● **What this task involves**
Some lines of these records may hold the word "mucho"; state how many, using only the number.

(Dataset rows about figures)
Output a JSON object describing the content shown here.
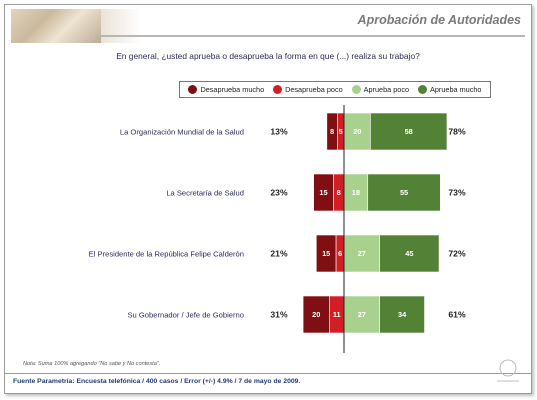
{
  "header": {
    "title": "Aprobación de Autoridades"
  },
  "question": "En general, ¿usted aprueba o desaprueba la forma en que (...) realiza su trabajo?",
  "note": "Nota: Suma 100% agregando \"No sabe y No contesta\".",
  "source": "Fuente Parametría: Encuesta telefónica / 400 casos / Error (+/-) 4.9% / 7 de mayo de 2009.",
  "chart_data": {
    "type": "bar",
    "subtype": "diverging-stacked-horizontal",
    "legend_position": "top-center",
    "series": [
      {
        "name": "Desaprueba mucho",
        "color": "#7f0f12",
        "side": "negative"
      },
      {
        "name": "Desaprueba poco",
        "color": "#d21f26",
        "side": "negative"
      },
      {
        "name": "Aprueba poco",
        "color": "#a9d18e",
        "side": "positive"
      },
      {
        "name": "Aprueba mucho",
        "color": "#538135",
        "side": "positive"
      }
    ],
    "categories": [
      "La Organización Mundial de la Salud",
      "La Secretaría de Salud",
      "El Presidente de la República Felipe Calderón",
      "Su Gobernador / Jefe de Gobierno"
    ],
    "values": [
      [
        8,
        5,
        20,
        58
      ],
      [
        15,
        8,
        18,
        55
      ],
      [
        15,
        6,
        27,
        45
      ],
      [
        20,
        11,
        27,
        34
      ]
    ],
    "disapprove_totals": [
      "13%",
      "23%",
      "21%",
      "31%"
    ],
    "approve_totals": [
      "78%",
      "73%",
      "72%",
      "61%"
    ]
  }
}
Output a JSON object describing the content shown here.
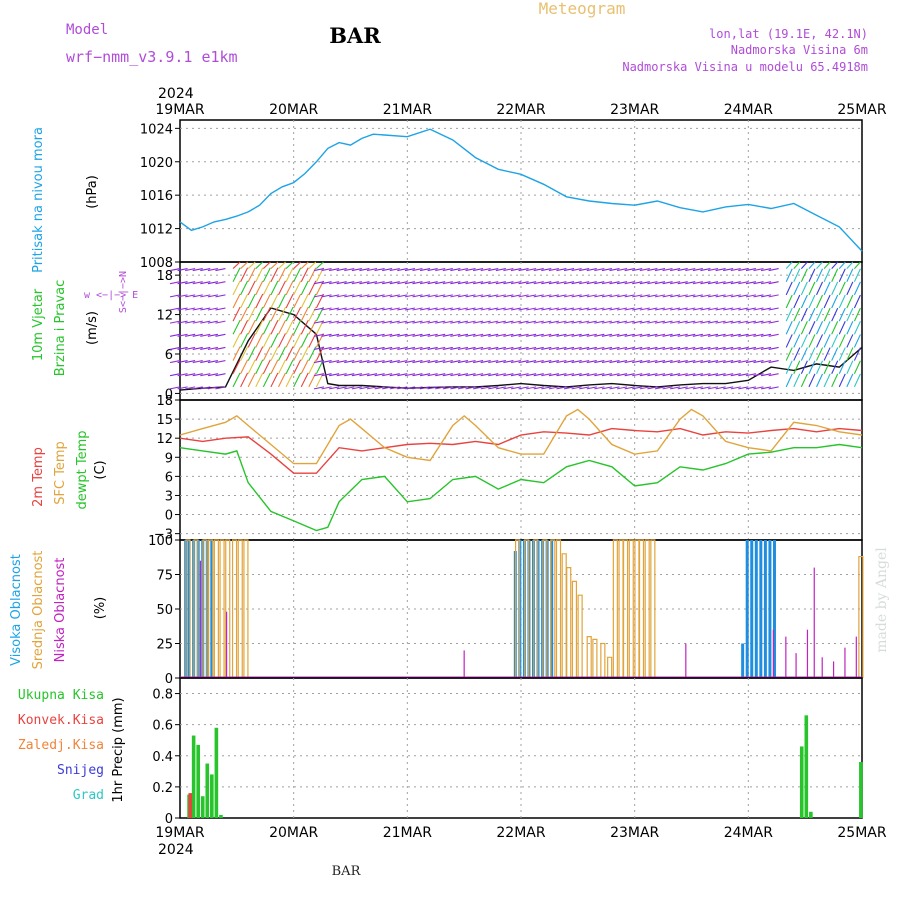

● **Right answer**
2